▶ _TASK OBJECTIVE_: Locate the lines of the listing below that hold "Electric", then copy each of them.

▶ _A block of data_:
┄┄┄┄┄┄┄┄┄┄

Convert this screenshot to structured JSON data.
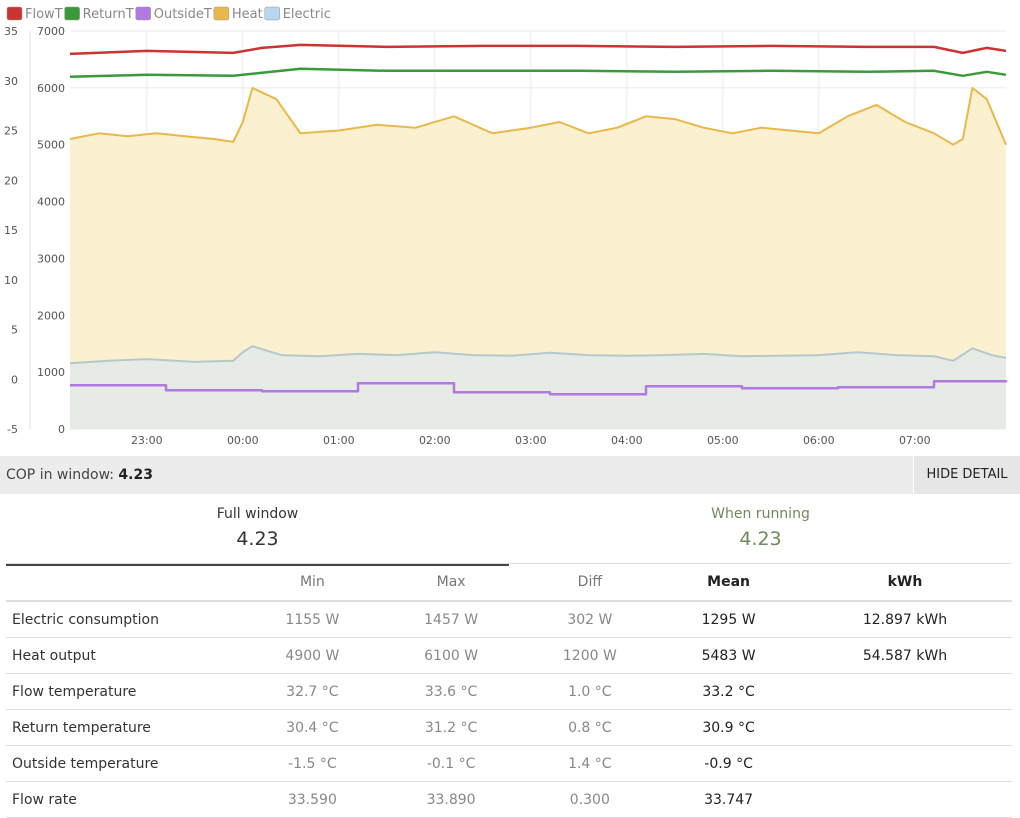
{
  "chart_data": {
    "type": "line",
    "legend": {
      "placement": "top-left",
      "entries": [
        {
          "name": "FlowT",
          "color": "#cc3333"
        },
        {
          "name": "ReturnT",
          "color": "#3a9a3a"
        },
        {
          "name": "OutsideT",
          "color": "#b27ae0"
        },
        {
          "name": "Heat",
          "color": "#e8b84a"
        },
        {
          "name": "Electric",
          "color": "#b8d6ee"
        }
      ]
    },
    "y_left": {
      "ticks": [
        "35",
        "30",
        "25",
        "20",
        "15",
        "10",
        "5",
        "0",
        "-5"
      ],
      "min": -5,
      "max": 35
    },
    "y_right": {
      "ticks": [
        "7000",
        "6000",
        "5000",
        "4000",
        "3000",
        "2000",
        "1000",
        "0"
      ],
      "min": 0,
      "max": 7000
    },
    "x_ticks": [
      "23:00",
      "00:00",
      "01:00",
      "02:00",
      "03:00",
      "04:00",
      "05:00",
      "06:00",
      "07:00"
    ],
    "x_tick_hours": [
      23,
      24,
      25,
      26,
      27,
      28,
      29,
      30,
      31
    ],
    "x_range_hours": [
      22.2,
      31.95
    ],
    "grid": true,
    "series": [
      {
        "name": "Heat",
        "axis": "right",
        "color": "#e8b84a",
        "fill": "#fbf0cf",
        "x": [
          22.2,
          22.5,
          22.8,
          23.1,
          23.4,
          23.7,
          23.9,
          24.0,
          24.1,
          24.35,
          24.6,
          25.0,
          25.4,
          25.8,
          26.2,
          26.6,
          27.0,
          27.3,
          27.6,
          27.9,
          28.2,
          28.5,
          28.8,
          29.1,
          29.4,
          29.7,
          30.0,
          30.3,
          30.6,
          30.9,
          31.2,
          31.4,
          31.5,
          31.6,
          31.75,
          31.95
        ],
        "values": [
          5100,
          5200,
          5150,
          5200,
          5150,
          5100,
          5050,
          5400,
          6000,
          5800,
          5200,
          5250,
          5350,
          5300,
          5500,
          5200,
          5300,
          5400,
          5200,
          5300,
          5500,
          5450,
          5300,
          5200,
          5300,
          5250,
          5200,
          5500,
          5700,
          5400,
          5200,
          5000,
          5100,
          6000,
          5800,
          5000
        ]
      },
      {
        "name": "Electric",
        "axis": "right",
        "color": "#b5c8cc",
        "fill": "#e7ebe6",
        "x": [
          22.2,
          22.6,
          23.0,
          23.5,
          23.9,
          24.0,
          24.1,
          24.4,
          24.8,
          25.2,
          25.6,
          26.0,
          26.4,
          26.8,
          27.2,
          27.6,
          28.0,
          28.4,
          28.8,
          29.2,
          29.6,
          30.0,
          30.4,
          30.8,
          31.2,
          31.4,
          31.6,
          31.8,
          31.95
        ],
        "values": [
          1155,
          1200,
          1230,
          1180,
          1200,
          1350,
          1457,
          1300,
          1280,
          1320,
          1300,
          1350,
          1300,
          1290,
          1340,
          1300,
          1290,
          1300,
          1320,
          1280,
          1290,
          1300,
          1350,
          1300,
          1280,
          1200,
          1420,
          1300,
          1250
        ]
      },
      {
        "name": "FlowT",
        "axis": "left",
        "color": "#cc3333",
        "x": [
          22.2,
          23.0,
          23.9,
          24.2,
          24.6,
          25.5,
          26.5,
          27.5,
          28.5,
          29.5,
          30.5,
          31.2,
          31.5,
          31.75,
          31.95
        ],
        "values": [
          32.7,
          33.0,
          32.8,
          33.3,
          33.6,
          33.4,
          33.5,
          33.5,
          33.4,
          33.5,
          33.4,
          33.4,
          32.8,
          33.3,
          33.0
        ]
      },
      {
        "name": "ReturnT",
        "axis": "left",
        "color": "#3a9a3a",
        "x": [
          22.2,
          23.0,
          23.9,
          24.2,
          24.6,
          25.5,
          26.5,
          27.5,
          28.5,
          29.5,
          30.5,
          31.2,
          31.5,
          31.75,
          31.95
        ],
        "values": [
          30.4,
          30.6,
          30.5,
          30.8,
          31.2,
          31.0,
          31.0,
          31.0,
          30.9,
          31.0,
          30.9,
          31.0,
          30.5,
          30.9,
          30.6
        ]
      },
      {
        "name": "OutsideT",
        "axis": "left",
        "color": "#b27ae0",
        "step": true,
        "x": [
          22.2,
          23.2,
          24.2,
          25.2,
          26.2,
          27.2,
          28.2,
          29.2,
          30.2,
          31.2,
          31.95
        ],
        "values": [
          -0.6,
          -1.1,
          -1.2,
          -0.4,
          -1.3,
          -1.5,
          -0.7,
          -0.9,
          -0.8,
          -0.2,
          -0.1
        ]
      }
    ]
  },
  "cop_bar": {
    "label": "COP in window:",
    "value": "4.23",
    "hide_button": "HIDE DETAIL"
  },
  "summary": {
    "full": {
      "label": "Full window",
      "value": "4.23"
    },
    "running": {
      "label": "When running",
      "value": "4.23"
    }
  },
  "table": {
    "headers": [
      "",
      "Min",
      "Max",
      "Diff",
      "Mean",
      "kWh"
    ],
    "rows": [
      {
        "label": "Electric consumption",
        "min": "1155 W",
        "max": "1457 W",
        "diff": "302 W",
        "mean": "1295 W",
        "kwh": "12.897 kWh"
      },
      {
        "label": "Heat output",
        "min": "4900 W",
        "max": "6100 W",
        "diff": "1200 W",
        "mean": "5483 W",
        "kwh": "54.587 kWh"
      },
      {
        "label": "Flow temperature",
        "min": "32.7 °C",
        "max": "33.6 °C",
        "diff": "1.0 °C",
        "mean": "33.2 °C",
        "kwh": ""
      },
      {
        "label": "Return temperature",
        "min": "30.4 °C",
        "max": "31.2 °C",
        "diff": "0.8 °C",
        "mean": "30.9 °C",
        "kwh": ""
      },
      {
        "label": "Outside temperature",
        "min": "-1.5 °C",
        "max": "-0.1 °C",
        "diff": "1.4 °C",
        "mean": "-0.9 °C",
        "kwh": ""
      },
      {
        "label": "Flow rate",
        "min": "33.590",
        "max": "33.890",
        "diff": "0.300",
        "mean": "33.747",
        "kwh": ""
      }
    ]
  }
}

┄┄┄┄┄┄┄┄┄┄

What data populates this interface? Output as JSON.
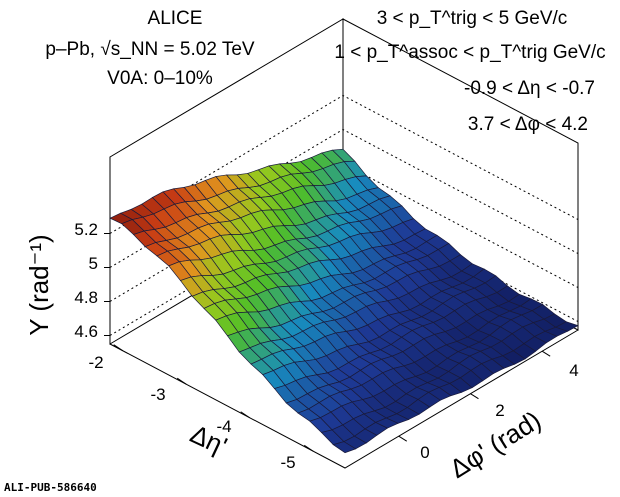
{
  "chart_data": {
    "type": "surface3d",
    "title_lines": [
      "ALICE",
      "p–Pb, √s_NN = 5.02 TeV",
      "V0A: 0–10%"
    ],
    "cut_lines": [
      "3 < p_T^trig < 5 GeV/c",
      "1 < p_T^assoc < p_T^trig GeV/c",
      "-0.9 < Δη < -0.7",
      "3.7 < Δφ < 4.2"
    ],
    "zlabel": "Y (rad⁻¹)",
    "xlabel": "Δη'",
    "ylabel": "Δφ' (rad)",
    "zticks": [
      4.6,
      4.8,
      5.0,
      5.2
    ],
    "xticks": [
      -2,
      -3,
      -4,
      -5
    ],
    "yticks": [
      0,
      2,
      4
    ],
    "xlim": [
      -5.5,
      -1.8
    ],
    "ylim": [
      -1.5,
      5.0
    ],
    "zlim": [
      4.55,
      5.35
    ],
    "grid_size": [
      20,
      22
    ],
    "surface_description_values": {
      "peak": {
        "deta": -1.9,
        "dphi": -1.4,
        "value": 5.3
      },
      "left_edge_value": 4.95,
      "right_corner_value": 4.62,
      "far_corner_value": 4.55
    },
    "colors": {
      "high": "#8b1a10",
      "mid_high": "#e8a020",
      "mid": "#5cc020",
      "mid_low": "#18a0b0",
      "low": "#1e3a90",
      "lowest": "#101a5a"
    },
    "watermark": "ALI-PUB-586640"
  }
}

┄┄┄┄┄┄┄┄┄┄

▶ _THE RESPONSE_:
          "name": "Electric",
        "name": "Electric",
        "label": "Electric consumption",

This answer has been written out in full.